### Task to carry out:
Write every entry out again exactly, please, and skip the pictures.

### Excerpted records:
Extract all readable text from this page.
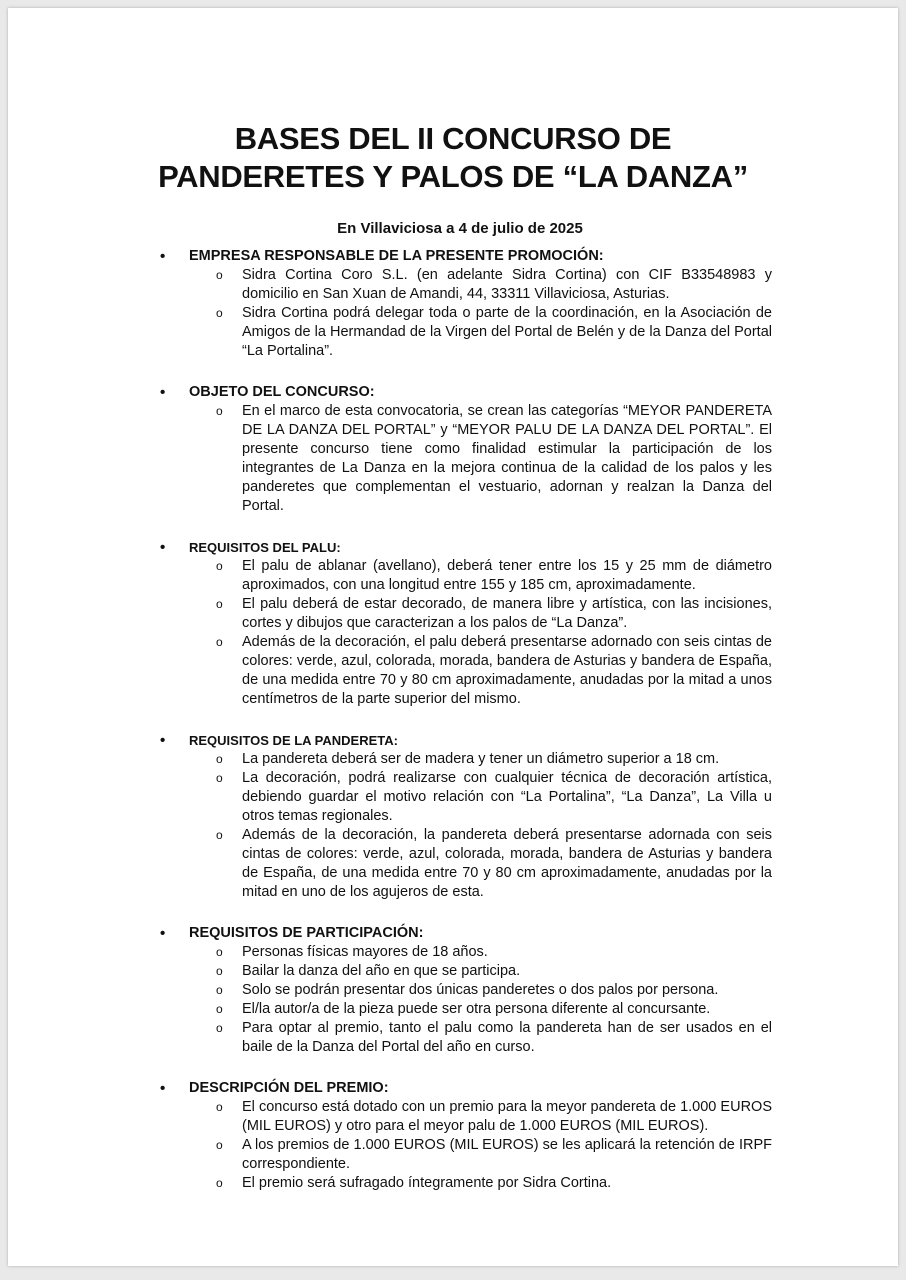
BASES DEL II CONCURSO DE
PANDERETES Y PALOS DE “LA DANZA”
En Villaviciosa a 4 de julio de 2025
• EMPRESA RESPONSABLE DE LA PRESENTE PROMOCIÓN:
o Sidra Cortina Coro S.L. (en adelante Sidra Cortina) con CIF B33548983 y domicilio en San Xuan de Amandi, 44, 33311 Villaviciosa, Asturias.
o Sidra Cortina podrá delegar toda o parte de la coordinación, en la Asociación de Amigos de la Hermandad de la Virgen del Portal de Belén y de la Danza del Portal “La Portalina”.
• OBJETO DEL CONCURSO:
o En el marco de esta convocatoria, se crean las categorías “MEYOR PANDERETA DE LA DANZA DEL PORTAL” y “MEYOR PALU DE LA DANZA DEL PORTAL”. El presente concurso tiene como finalidad estimular la participación de los integrantes de La Danza en la mejora continua de la calidad de los palos y les panderetes que complementan el vestuario, adornan y realzan la Danza del Portal.
• REQUISITOS DEL PALU:
o El palu de ablanar (avellano), deberá tener entre los 15 y 25 mm de diámetro aproximados, con una longitud entre 155 y 185 cm, aproximadamente.
o El palu deberá de estar decorado, de manera libre y artística, con las incisiones, cortes y dibujos que caracterizan a los palos de “La Danza”.
o Además de la decoración, el palu deberá presentarse adornado con seis cintas de colores: verde, azul, colorada, morada, bandera de Asturias y bandera de España, de una medida entre 70 y 80 cm aproximadamente, anudadas por la mitad a unos centímetros de la parte superior del mismo.
• REQUISITOS DE LA PANDERETA:
o La pandereta deberá ser de madera y tener un diámetro superior a 18 cm.
o La decoración, podrá realizarse con cualquier técnica de decoración artística, debiendo guardar el motivo relación con “La Portalina”, “La Danza”, La Villa u otros temas regionales.
o Además de la decoración, la pandereta deberá presentarse adornada con seis cintas de colores: verde, azul, colorada, morada, bandera de Asturias y bandera de España, de una medida entre 70 y 80 cm aproximadamente, anudadas por la mitad en uno de los agujeros de esta.
• REQUISITOS DE PARTICIPACIÓN:
o Personas físicas mayores de 18 años.
o Bailar la danza del año en que se participa.
o Solo se podrán presentar dos únicas panderetes o dos palos por persona.
o El/la autor/a de la pieza puede ser otra persona diferente al concursante.
o Para optar al premio, tanto el palu como la pandereta han de ser usados en el baile de la Danza del Portal del año en curso.
• DESCRIPCIÓN DEL PREMIO:
o El concurso está dotado con un premio para la meyor pandereta de 1.000 EUROS (MIL EUROS) y otro para el meyor palu de 1.000 EUROS (MIL EUROS).
o A los premios de 1.000 EUROS (MIL EUROS) se les aplicará la retención de IRPF correspondiente.
o El premio será sufragado íntegramente por Sidra Cortina.
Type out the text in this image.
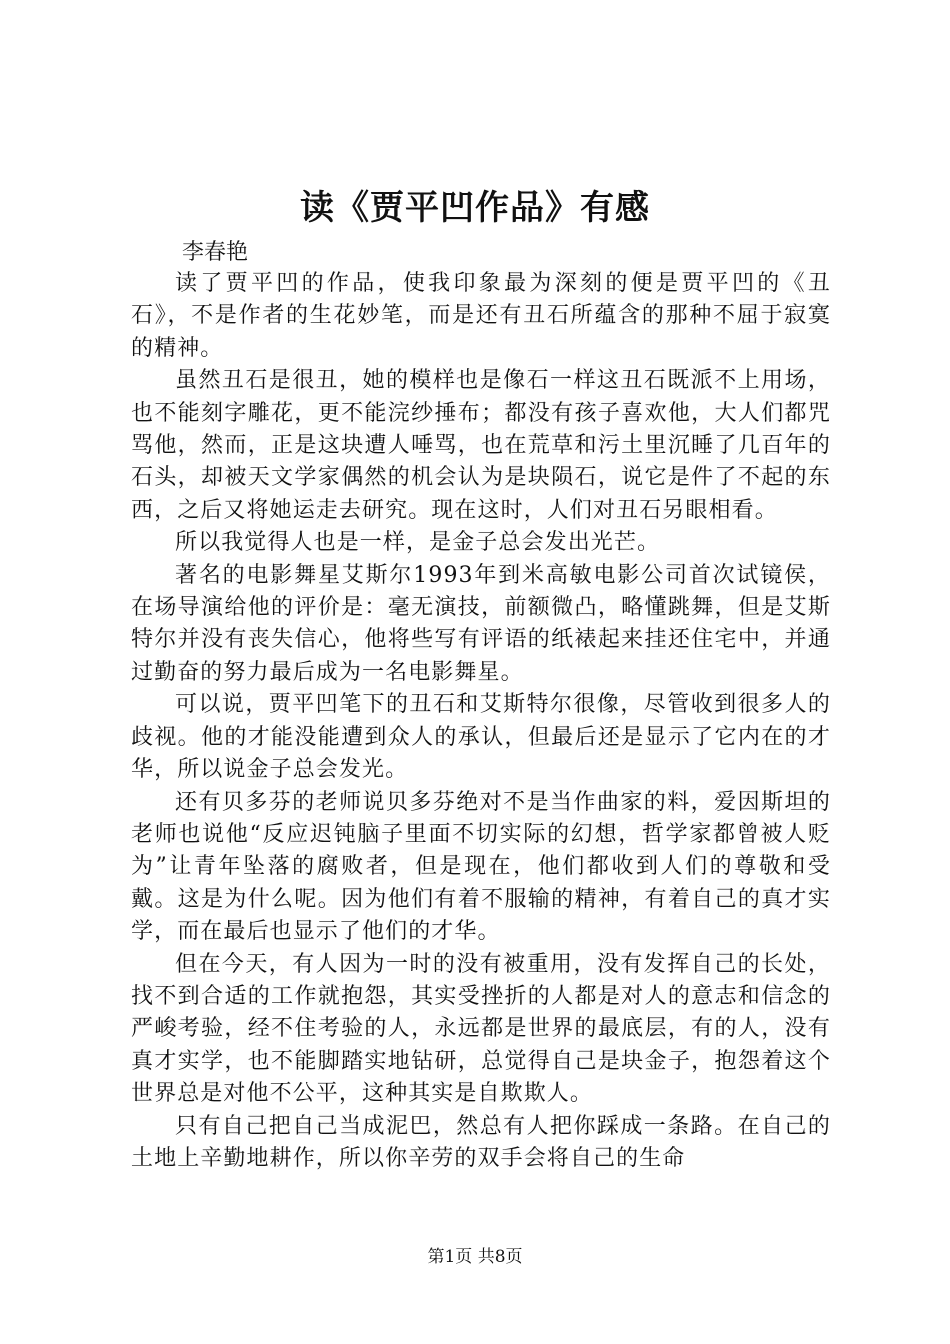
读《贾平凹作品》有感
李春艳

读了贾平凹的作品，使我印象最为深刻的便是贾平凹的《丑石》，不是作者的生花妙笔，而是还有丑石所蕴含的那种不屈于寂寞的精神。

虽然丑石是很丑，她的模样也是像石一样这丑石既派不上用场，也不能刻字雕花，更不能浣纱捶布；都没有孩子喜欢他，大人们都咒骂他，然而，正是这块遭人唾骂，也在荒草和污土里沉睡了几百年的石头，却被天文学家偶然的机会认为是块陨石，说它是件了不起的东西，之后又将她运走去研究。现在这时，人们对丑石另眼相看。

所以我觉得人也是一样，是金子总会发出光芒。

著名的电影舞星艾斯尔1993年到米高敏电影公司首次试镜侯，在场导演给他的评价是：毫无演技，前额微凸，略懂跳舞，但是艾斯特尔并没有丧失信心，他将些写有评语的纸裱起来挂还住宅中，并通过勤奋的努力最后成为一名电影舞星。

可以说，贾平凹笔下的丑石和艾斯特尔很像，尽管收到很多人的歧视。他的才能没能遭到众人的承认，但最后还是显示了它内在的才华，所以说金子总会发光。

还有贝多芬的老师说贝多芬绝对不是当作曲家的料，爱因斯坦的老师也说他“反应迟钝脑子里面不切实际的幻想，哲学家都曾被人贬为”让青年坠落的腐败者，但是现在，他们都收到人们的尊敬和受戴。这是为什么呢。因为他们有着不服输的精神，有着自己的真才实学，而在最后也显示了他们的才华。

但在今天，有人因为一时的没有被重用，没有发挥自己的长处，找不到合适的工作就抱怨，其实受挫折的人都是对人的意志和信念的严峻考验，经不住考验的人，永远都是世界的最底层，有的人，没有真才实学，也不能脚踏实地钻研，总觉得自己是块金子，抱怨着这个世界总是对他不公平，这种其实是自欺欺人。

只有自己把自己当成泥巴，然总有人把你踩成一条路。在自己的土地上辛勤地耕作，所以你辛劳的双手会将自己的生命

第1页 共8页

### Output for this exercise:
Extract all readable text from this page.
BASES DEL II CONCURSO DE
PANDERETES Y PALOS DE “LA DANZA”
En Villaviciosa a 4 de julio de 2025
• EMPRESA RESPONSABLE DE LA PRESENTE PROMOCIÓN:
o Sidra Cortina Coro S.L. (en adelante Sidra Cortina) con CIF B33548983 y domicilio en San Xuan de Amandi, 44, 33311 Villaviciosa, Asturias.
o Sidra Cortina podrá delegar toda o parte de la coordinación, en la Asociación de Amigos de la Hermandad de la Virgen del Portal de Belén y de la Danza del Portal “La Portalina”.
• OBJETO DEL CONCURSO:
o En el marco de esta convocatoria, se crean las categorías “MEYOR PANDERETA DE LA DANZA DEL PORTAL” y “MEYOR PALU DE LA DANZA DEL PORTAL”. El presente concurso tiene como finalidad estimular la participación de los integrantes de La Danza en la mejora continua de la calidad de los palos y les panderetes que complementan el vestuario, adornan y realzan la Danza del Portal.
• REQUISITOS DEL PALU:
o El palu de ablanar (avellano), deberá tener entre los 15 y 25 mm de diámetro aproximados, con una longitud entre 155 y 185 cm, aproximadamente.
o El palu deberá de estar decorado, de manera libre y artística, con las incisiones, cortes y dibujos que caracterizan a los palos de “La Danza”.
o Además de la decoración, el palu deberá presentarse adornado con seis cintas de colores: verde, azul, colorada, morada, bandera de Asturias y bandera de España, de una medida entre 70 y 80 cm aproximadamente, anudadas por la mitad a unos centímetros de la parte superior del mismo.
• REQUISITOS DE LA PANDERETA:
o La pandereta deberá ser de madera y tener un diámetro superior a 18 cm.
o La decoración, podrá realizarse con cualquier técnica de decoración artística, debiendo guardar el motivo relación con “La Portalina”, “La Danza”, La Villa u otros temas regionales.
o Además de la decoración, la pandereta deberá presentarse adornada con seis cintas de colores: verde, azul, colorada, morada, bandera de Asturias y bandera de España, de una medida entre 70 y 80 cm aproximadamente, anudadas por la mitad en uno de los agujeros de esta.
• REQUISITOS DE PARTICIPACIÓN:
o Personas físicas mayores de 18 años.
o Bailar la danza del año en que se participa.
o Solo se podrán presentar dos únicas panderetes o dos palos por persona.
o El/la autor/a de la pieza puede ser otra persona diferente al concursante.
o Para optar al premio, tanto el palu como la pandereta han de ser usados en el baile de la Danza del Portal del año en curso.
• DESCRIPCIÓN DEL PREMIO:
o El concurso está dotado con un premio para la meyor pandereta de 1.000 EUROS (MIL EUROS) y otro para el meyor palu de 1.000 EUROS (MIL EUROS).
o A los premios de 1.000 EUROS (MIL EUROS) se les aplicará la retención de IRPF correspondiente.
o El premio será sufragado íntegramente por Sidra Cortina.
Type out the text in this image.
读《贾平凹作品》有感
李春艳

读了贾平凹的作品，使我印象最为深刻的便是贾平凹的《丑石》，不是作者的生花妙笔，而是还有丑石所蕴含的那种不屈于寂寞的精神。

虽然丑石是很丑，她的模样也是像石一样这丑石既派不上用场，也不能刻字雕花，更不能浣纱捶布；都没有孩子喜欢他，大人们都咒骂他，然而，正是这块遭人唾骂，也在荒草和污土里沉睡了几百年的石头，却被天文学家偶然的机会认为是块陨石，说它是件了不起的东西，之后又将她运走去研究。现在这时，人们对丑石另眼相看。

所以我觉得人也是一样，是金子总会发出光芒。

著名的电影舞星艾斯尔1993年到米高敏电影公司首次试镜侯，在场导演给他的评价是：毫无演技，前额微凸，略懂跳舞，但是艾斯特尔并没有丧失信心，他将些写有评语的纸裱起来挂还住宅中，并通过勤奋的努力最后成为一名电影舞星。

可以说，贾平凹笔下的丑石和艾斯特尔很像，尽管收到很多人的歧视。他的才能没能遭到众人的承认，但最后还是显示了它内在的才华，所以说金子总会发光。

还有贝多芬的老师说贝多芬绝对不是当作曲家的料，爱因斯坦的老师也说他“反应迟钝脑子里面不切实际的幻想，哲学家都曾被人贬为”让青年坠落的腐败者，但是现在，他们都收到人们的尊敬和受戴。这是为什么呢。因为他们有着不服输的精神，有着自己的真才实学，而在最后也显示了他们的才华。

但在今天，有人因为一时的没有被重用，没有发挥自己的长处，找不到合适的工作就抱怨，其实受挫折的人都是对人的意志和信念的严峻考验，经不住考验的人，永远都是世界的最底层，有的人，没有真才实学，也不能脚踏实地钻研，总觉得自己是块金子，抱怨着这个世界总是对他不公平，这种其实是自欺欺人。

只有自己把自己当成泥巴，然总有人把你踩成一条路。在自己的土地上辛勤地耕作，所以你辛劳的双手会将自己的生命

第1页 共8页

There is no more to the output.